- [EXERCISE DIRECTIONS]
Whenever a picture appears in the records, exclude it, and transcribe everything else exactly.
[Start of Attachment]
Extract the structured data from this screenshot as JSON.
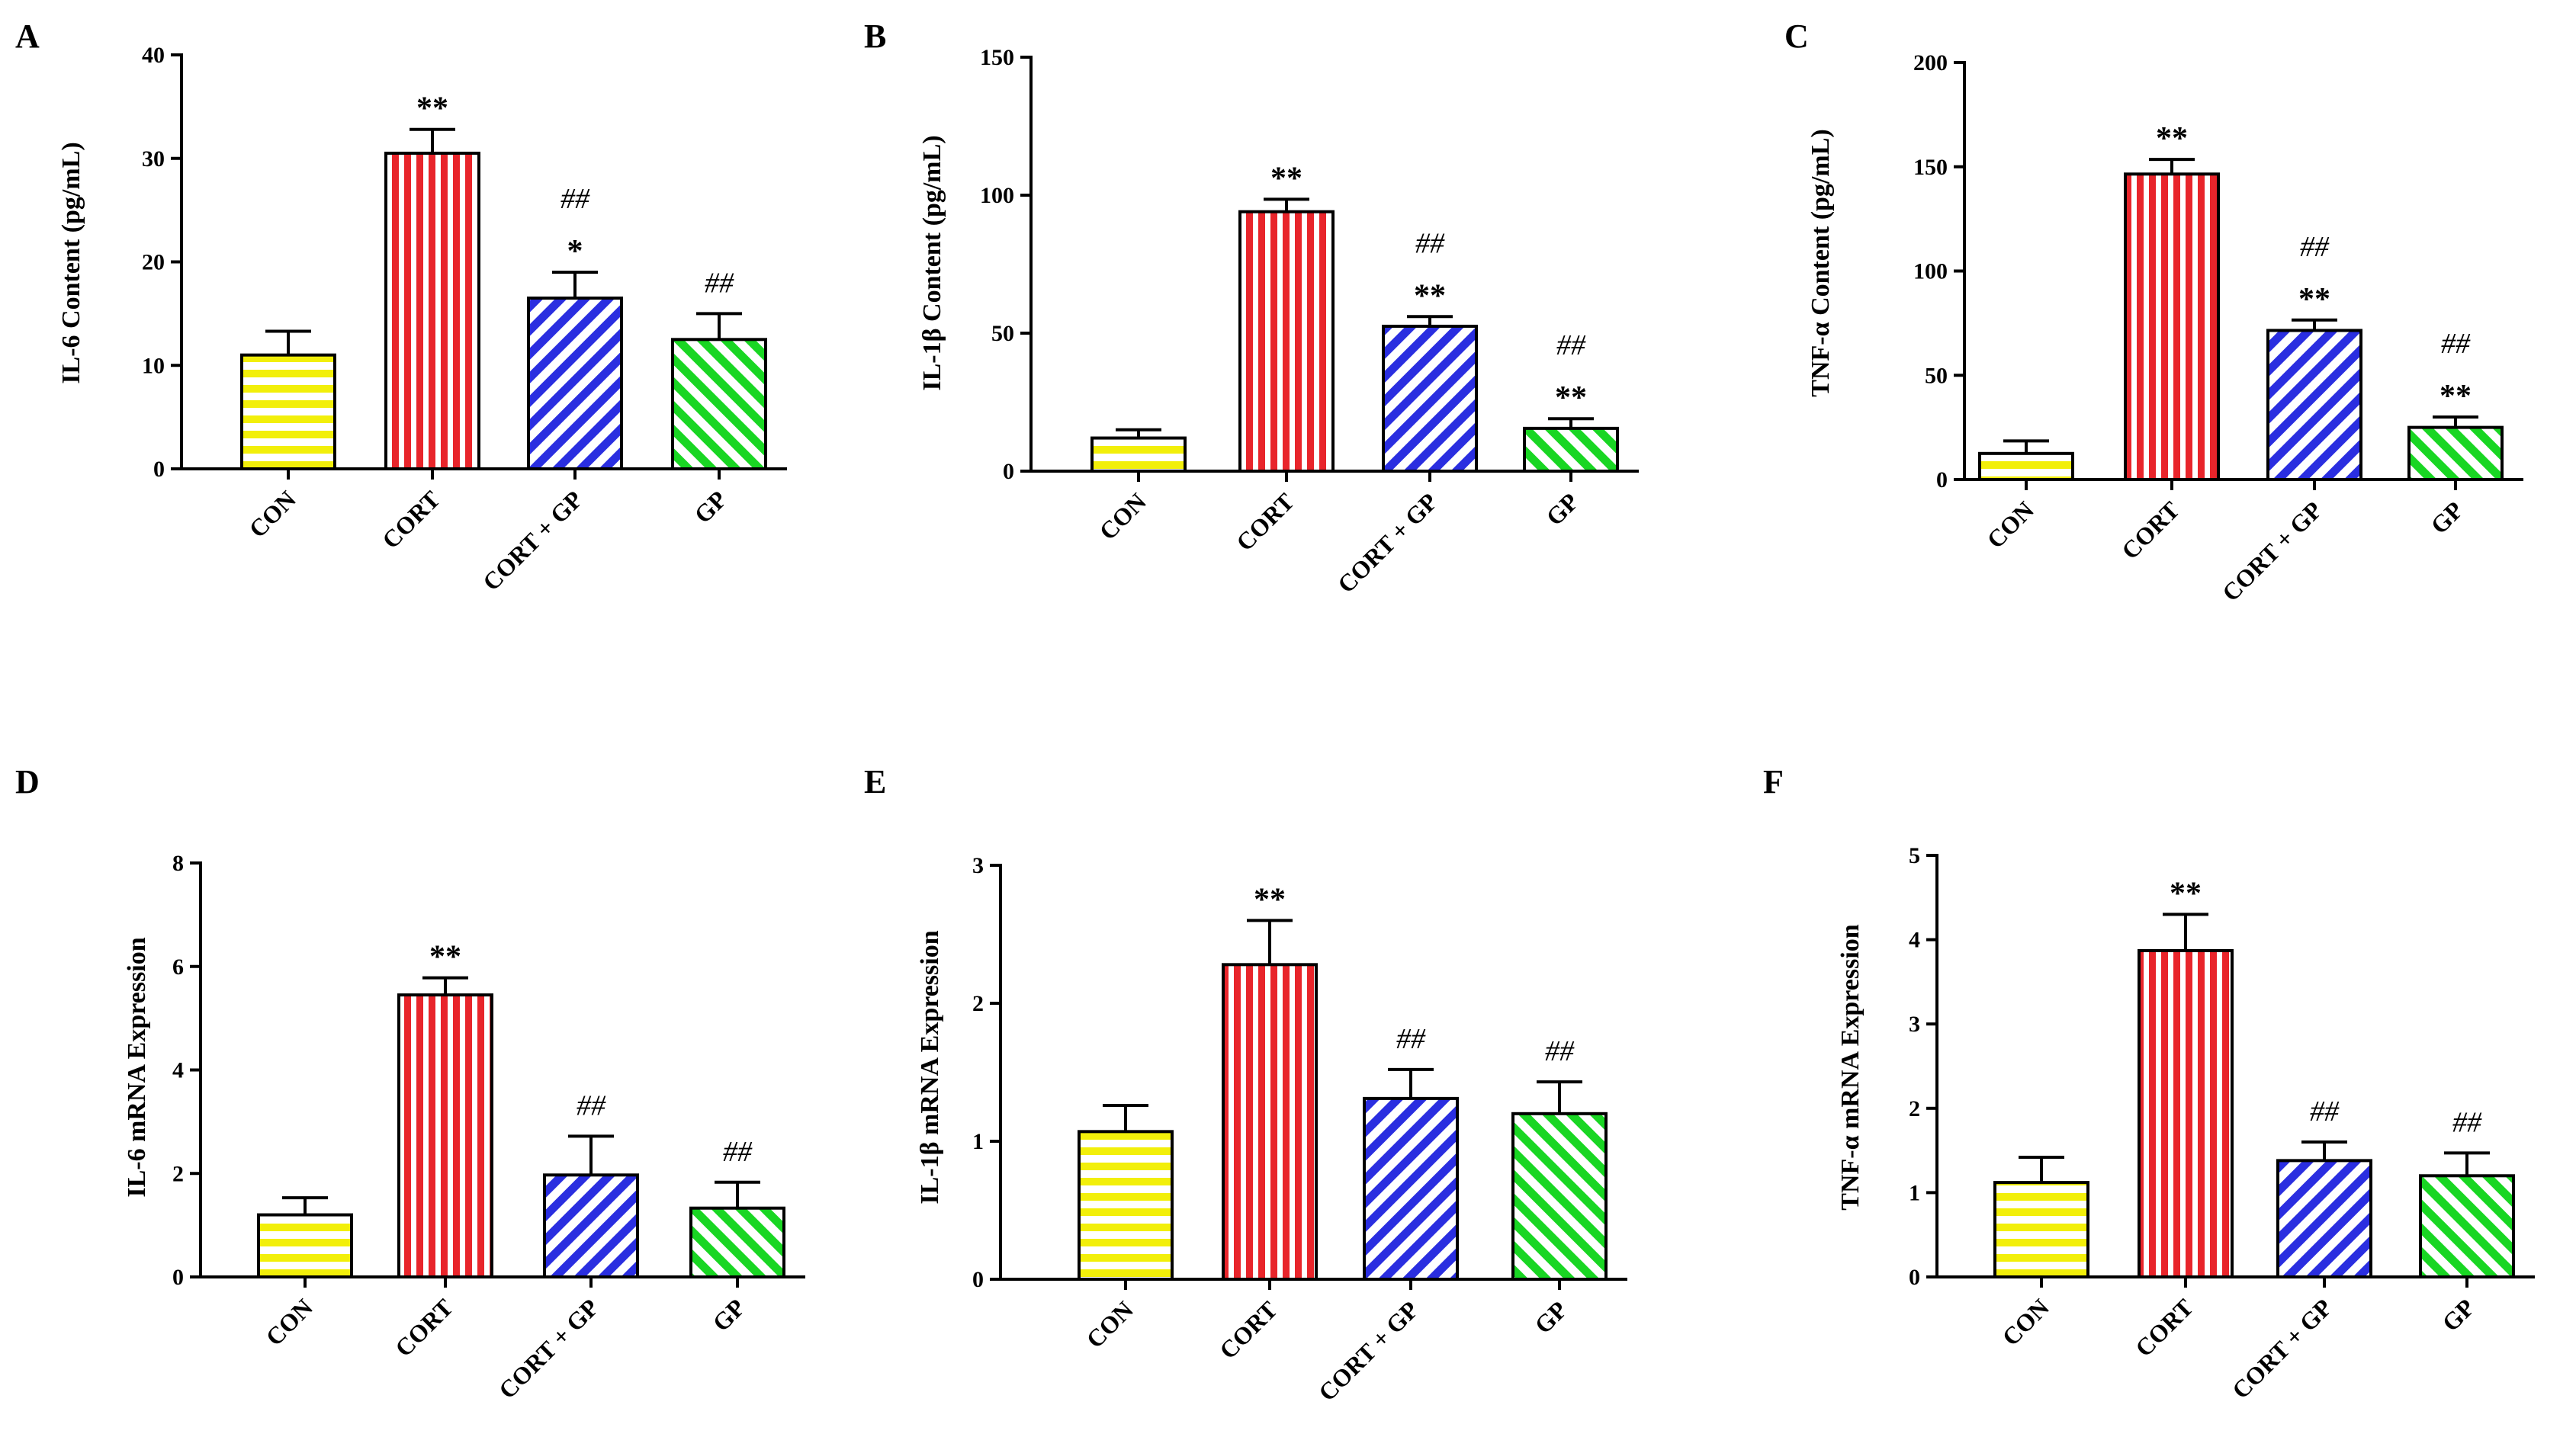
{
  "figure": {
    "groups": [
      "CON",
      "CORT",
      "CORT + GP",
      "GP"
    ],
    "colors": {
      "CON": "#f2ef0a",
      "CORT": "#e8252b",
      "CORT + GP": "#2a2ee0",
      "GP": "#19d623"
    },
    "patterns": {
      "CON": "horizontal-stripes",
      "CORT": "vertical-stripes",
      "CORT + GP": "diagonal-stripes",
      "GP": "diagonal-stripes-reversed"
    }
  },
  "chart_data": [
    {
      "panel": "A",
      "type": "bar",
      "ylabel": "IL-6 Content (pg/mL)",
      "categories": [
        "CON",
        "CORT",
        "CORT + GP",
        "GP"
      ],
      "values": [
        11,
        30.5,
        16.5,
        12.5
      ],
      "errors": [
        2.3,
        2.3,
        2.5,
        2.5
      ],
      "ylim": [
        0,
        40
      ],
      "yticks": [
        "0",
        "10",
        "20",
        "30",
        "40"
      ],
      "annotations": [
        {
          "category": "CORT",
          "lines": [
            "**"
          ]
        },
        {
          "category": "CORT + GP",
          "lines": [
            "##",
            "*"
          ]
        },
        {
          "category": "GP",
          "lines": [
            "##"
          ]
        }
      ]
    },
    {
      "panel": "B",
      "type": "bar",
      "ylabel": "IL-1β Content (pg/mL)",
      "categories": [
        "CON",
        "CORT",
        "CORT + GP",
        "GP"
      ],
      "values": [
        12,
        94,
        52.5,
        15.5
      ],
      "errors": [
        3,
        4.5,
        3.5,
        3.5
      ],
      "ylim": [
        0,
        150
      ],
      "yticks": [
        "0",
        "50",
        "100",
        "150"
      ],
      "annotations": [
        {
          "category": "CORT",
          "lines": [
            "**"
          ]
        },
        {
          "category": "CORT + GP",
          "lines": [
            "##",
            "**"
          ]
        },
        {
          "category": "GP",
          "lines": [
            "##",
            "**"
          ]
        }
      ]
    },
    {
      "panel": "C",
      "type": "bar",
      "ylabel": "TNF-α Content (pg/mL)",
      "categories": [
        "CON",
        "CORT",
        "CORT + GP",
        "GP"
      ],
      "values": [
        12.5,
        146.5,
        71.5,
        25
      ],
      "errors": [
        6,
        7,
        5,
        5
      ],
      "ylim": [
        0,
        200
      ],
      "yticks": [
        "0",
        "50",
        "100",
        "150",
        "200"
      ],
      "annotations": [
        {
          "category": "CORT",
          "lines": [
            "**"
          ]
        },
        {
          "category": "CORT + GP",
          "lines": [
            "##",
            "**"
          ]
        },
        {
          "category": "GP",
          "lines": [
            "##",
            "**"
          ]
        }
      ]
    },
    {
      "panel": "D",
      "type": "bar",
      "ylabel": "IL-6 mRNA Expression",
      "categories": [
        "CON",
        "CORT",
        "CORT + GP",
        "GP"
      ],
      "values": [
        1.2,
        5.45,
        1.97,
        1.33
      ],
      "errors": [
        0.33,
        0.33,
        0.75,
        0.5
      ],
      "ylim": [
        0,
        8
      ],
      "yticks": [
        "0",
        "2",
        "4",
        "6",
        "8"
      ],
      "annotations": [
        {
          "category": "CORT",
          "lines": [
            "**"
          ]
        },
        {
          "category": "CORT + GP",
          "lines": [
            "##"
          ]
        },
        {
          "category": "GP",
          "lines": [
            "##"
          ]
        }
      ]
    },
    {
      "panel": "E",
      "type": "bar",
      "ylabel": "IL-1β mRNA Expression",
      "categories": [
        "CON",
        "CORT",
        "CORT + GP",
        "GP"
      ],
      "values": [
        1.07,
        2.28,
        1.31,
        1.2
      ],
      "errors": [
        0.19,
        0.32,
        0.21,
        0.23
      ],
      "ylim": [
        0,
        3
      ],
      "yticks": [
        "0",
        "1",
        "2",
        "3"
      ],
      "annotations": [
        {
          "category": "CORT",
          "lines": [
            "**"
          ]
        },
        {
          "category": "CORT + GP",
          "lines": [
            "##"
          ]
        },
        {
          "category": "GP",
          "lines": [
            "##"
          ]
        }
      ]
    },
    {
      "panel": "F",
      "type": "bar",
      "ylabel": "TNF-α mRNA Expression",
      "categories": [
        "CON",
        "CORT",
        "CORT + GP",
        "GP"
      ],
      "values": [
        1.12,
        3.87,
        1.38,
        1.2
      ],
      "errors": [
        0.3,
        0.43,
        0.22,
        0.27
      ],
      "ylim": [
        0,
        5
      ],
      "yticks": [
        "0",
        "1",
        "2",
        "3",
        "4",
        "5"
      ],
      "annotations": [
        {
          "category": "CORT",
          "lines": [
            "**"
          ]
        },
        {
          "category": "CORT + GP",
          "lines": [
            "##"
          ]
        },
        {
          "category": "GP",
          "lines": [
            "##"
          ]
        }
      ]
    }
  ]
}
[End of Attachment]
- [RESPONSE AREA]
Extract the structured data from this screenshot as JSON.
{
  "figure": {
    "groups": [
      "CON",
      "CORT",
      "CORT + GP",
      "GP"
    ],
    "colors": {
      "CON": "#f2ef0a",
      "CORT": "#e8252b",
      "CORT + GP": "#2a2ee0",
      "GP": "#19d623"
    },
    "patterns": {
      "CON": "horizontal-stripes",
      "CORT": "vertical-stripes",
      "CORT + GP": "diagonal-stripes",
      "GP": "diagonal-stripes-reversed"
    }
  },
  "chart_data": [
    {
      "panel": "A",
      "type": "bar",
      "ylabel": "IL-6 Content (pg/mL)",
      "categories": [
        "CON",
        "CORT",
        "CORT + GP",
        "GP"
      ],
      "values": [
        11,
        30.5,
        16.5,
        12.5
      ],
      "errors": [
        2.3,
        2.3,
        2.5,
        2.5
      ],
      "ylim": [
        0,
        40
      ],
      "yticks": [
        "0",
        "10",
        "20",
        "30",
        "40"
      ],
      "annotations": [
        {
          "category": "CORT",
          "lines": [
            "**"
          ]
        },
        {
          "category": "CORT + GP",
          "lines": [
            "##",
            "*"
          ]
        },
        {
          "category": "GP",
          "lines": [
            "##"
          ]
        }
      ]
    },
    {
      "panel": "B",
      "type": "bar",
      "ylabel": "IL-1β Content (pg/mL)",
      "categories": [
        "CON",
        "CORT",
        "CORT + GP",
        "GP"
      ],
      "values": [
        12,
        94,
        52.5,
        15.5
      ],
      "errors": [
        3,
        4.5,
        3.5,
        3.5
      ],
      "ylim": [
        0,
        150
      ],
      "yticks": [
        "0",
        "50",
        "100",
        "150"
      ],
      "annotations": [
        {
          "category": "CORT",
          "lines": [
            "**"
          ]
        },
        {
          "category": "CORT + GP",
          "lines": [
            "##",
            "**"
          ]
        },
        {
          "category": "GP",
          "lines": [
            "##",
            "**"
          ]
        }
      ]
    },
    {
      "panel": "C",
      "type": "bar",
      "ylabel": "TNF-α Content (pg/mL)",
      "categories": [
        "CON",
        "CORT",
        "CORT + GP",
        "GP"
      ],
      "values": [
        12.5,
        146.5,
        71.5,
        25
      ],
      "errors": [
        6,
        7,
        5,
        5
      ],
      "ylim": [
        0,
        200
      ],
      "yticks": [
        "0",
        "50",
        "100",
        "150",
        "200"
      ],
      "annotations": [
        {
          "category": "CORT",
          "lines": [
            "**"
          ]
        },
        {
          "category": "CORT + GP",
          "lines": [
            "##",
            "**"
          ]
        },
        {
          "category": "GP",
          "lines": [
            "##",
            "**"
          ]
        }
      ]
    },
    {
      "panel": "D",
      "type": "bar",
      "ylabel": "IL-6 mRNA Expression",
      "categories": [
        "CON",
        "CORT",
        "CORT + GP",
        "GP"
      ],
      "values": [
        1.2,
        5.45,
        1.97,
        1.33
      ],
      "errors": [
        0.33,
        0.33,
        0.75,
        0.5
      ],
      "ylim": [
        0,
        8
      ],
      "yticks": [
        "0",
        "2",
        "4",
        "6",
        "8"
      ],
      "annotations": [
        {
          "category": "CORT",
          "lines": [
            "**"
          ]
        },
        {
          "category": "CORT + GP",
          "lines": [
            "##"
          ]
        },
        {
          "category": "GP",
          "lines": [
            "##"
          ]
        }
      ]
    },
    {
      "panel": "E",
      "type": "bar",
      "ylabel": "IL-1β mRNA Expression",
      "categories": [
        "CON",
        "CORT",
        "CORT + GP",
        "GP"
      ],
      "values": [
        1.07,
        2.28,
        1.31,
        1.2
      ],
      "errors": [
        0.19,
        0.32,
        0.21,
        0.23
      ],
      "ylim": [
        0,
        3
      ],
      "yticks": [
        "0",
        "1",
        "2",
        "3"
      ],
      "annotations": [
        {
          "category": "CORT",
          "lines": [
            "**"
          ]
        },
        {
          "category": "CORT + GP",
          "lines": [
            "##"
          ]
        },
        {
          "category": "GP",
          "lines": [
            "##"
          ]
        }
      ]
    },
    {
      "panel": "F",
      "type": "bar",
      "ylabel": "TNF-α mRNA Expression",
      "categories": [
        "CON",
        "CORT",
        "CORT + GP",
        "GP"
      ],
      "values": [
        1.12,
        3.87,
        1.38,
        1.2
      ],
      "errors": [
        0.3,
        0.43,
        0.22,
        0.27
      ],
      "ylim": [
        0,
        5
      ],
      "yticks": [
        "0",
        "1",
        "2",
        "3",
        "4",
        "5"
      ],
      "annotations": [
        {
          "category": "CORT",
          "lines": [
            "**"
          ]
        },
        {
          "category": "CORT + GP",
          "lines": [
            "##"
          ]
        },
        {
          "category": "GP",
          "lines": [
            "##"
          ]
        }
      ]
    }
  ]
}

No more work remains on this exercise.